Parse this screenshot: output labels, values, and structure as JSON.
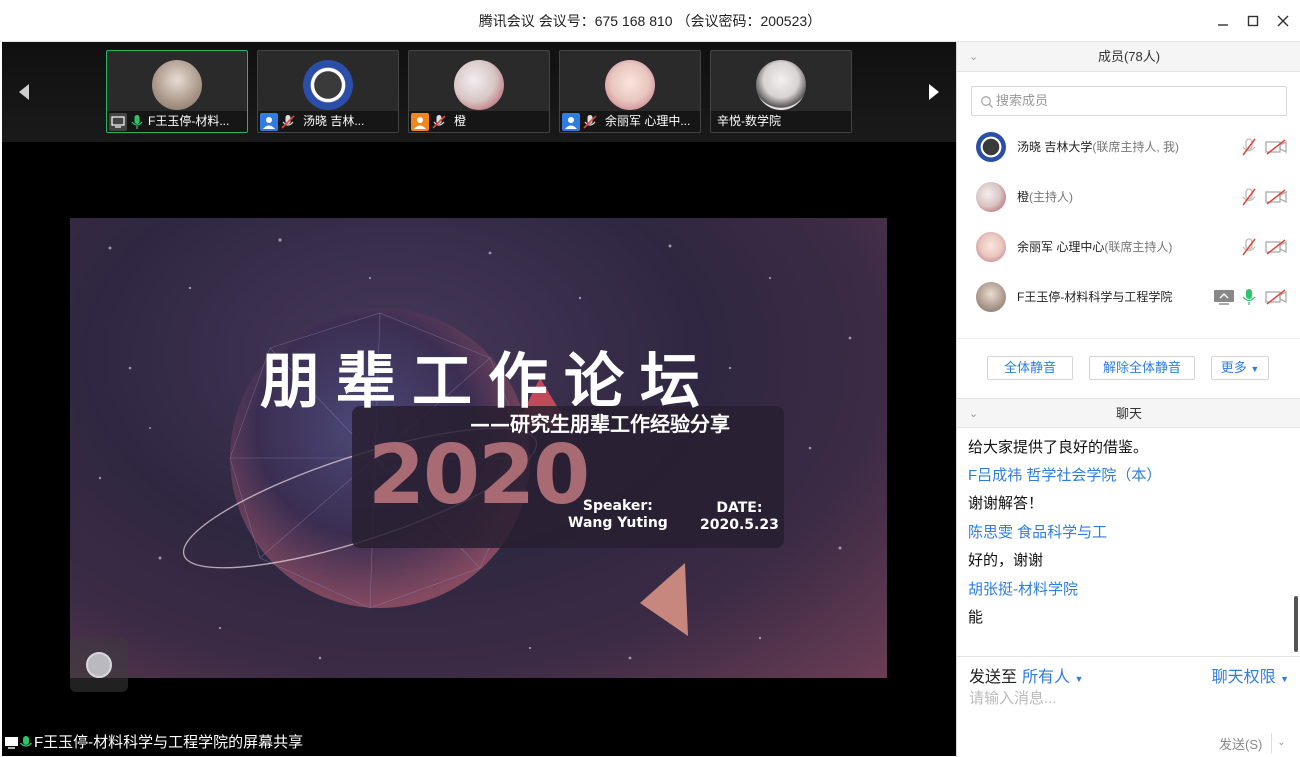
{
  "titlebar": {
    "title": "腾讯会议 会议号：675 168 810 （会议密码：200523）"
  },
  "thumbnails": [
    {
      "name": "F王玉停-材料...",
      "active": true,
      "avatar_color": "#a99689"
    },
    {
      "name": "汤晓 吉林...",
      "active": false,
      "avatar_color": "#2b4fa8"
    },
    {
      "name": "橙",
      "active": false,
      "avatar_color": "#d8c6c6"
    },
    {
      "name": "余丽军 心理中...",
      "active": false,
      "avatar_color": "#e8c7c0"
    },
    {
      "name": "辛悦-数学院",
      "active": false,
      "avatar_color": "#d8d2d2"
    }
  ],
  "slide": {
    "title": "朋辈工作论坛",
    "subtitle": "——研究生朋辈工作经验分享",
    "year": "2020",
    "speaker_label": "Speaker:",
    "speaker_name": "Wang Yuting",
    "date_label": "DATE:",
    "date_value": "2020.5.23"
  },
  "share_bar": {
    "text": "F王玉停-材料科学与工程学院的屏幕共享"
  },
  "members": {
    "header": "成员(78人)",
    "search_placeholder": "搜索成员",
    "list": [
      {
        "name": "汤晓 吉林大学",
        "role": "(联席主持人, 我)",
        "avatar_color": "#2b4fa8",
        "mic": "muted",
        "cam": "off"
      },
      {
        "name": "橙",
        "role": "(主持人)",
        "avatar_color": "#d9c3c3",
        "mic": "muted",
        "cam": "off"
      },
      {
        "name": "余丽军 心理中心",
        "role": "(联席主持人)",
        "avatar_color": "#e8c7c0",
        "mic": "muted",
        "cam": "off"
      },
      {
        "name": "F王玉停-材料科学与工程学院",
        "role": "",
        "avatar_color": "#a99689",
        "mic": "on",
        "cam": "off",
        "sharing": true
      }
    ],
    "mute_all": "全体静音",
    "unmute_all": "解除全体静音",
    "more": "更多"
  },
  "chat": {
    "header": "聊天",
    "messages": [
      {
        "type": "msg",
        "text": "给大家提供了良好的借鉴。"
      },
      {
        "type": "sender",
        "text": "F吕成祎 哲学社会学院（本）"
      },
      {
        "type": "msg",
        "text": "谢谢解答！"
      },
      {
        "type": "sender",
        "text": "陈思雯 食品科学与工"
      },
      {
        "type": "msg",
        "text": "好的，谢谢"
      },
      {
        "type": "sender",
        "text": "胡张挺-材料学院"
      },
      {
        "type": "msg",
        "text": "能"
      }
    ],
    "send_to_label": "发送至",
    "send_to_target": "所有人",
    "permissions": "聊天权限",
    "input_placeholder": "请输入消息...",
    "send_button": "发送(S)"
  },
  "colors": {
    "accent_blue": "#2f7de1",
    "active_green": "#27b35f",
    "muted_red": "#e0453a"
  }
}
-------------------------
What the task requires: Copy out every line from the material above in which the word "F王玉停" appears.

Completed exercise:
      "name": "F王玉停-材料...",
    "text": "F王玉停-材料科学与工程学院的屏幕共享"
        "name": "F王玉停-材料科学与工程学院",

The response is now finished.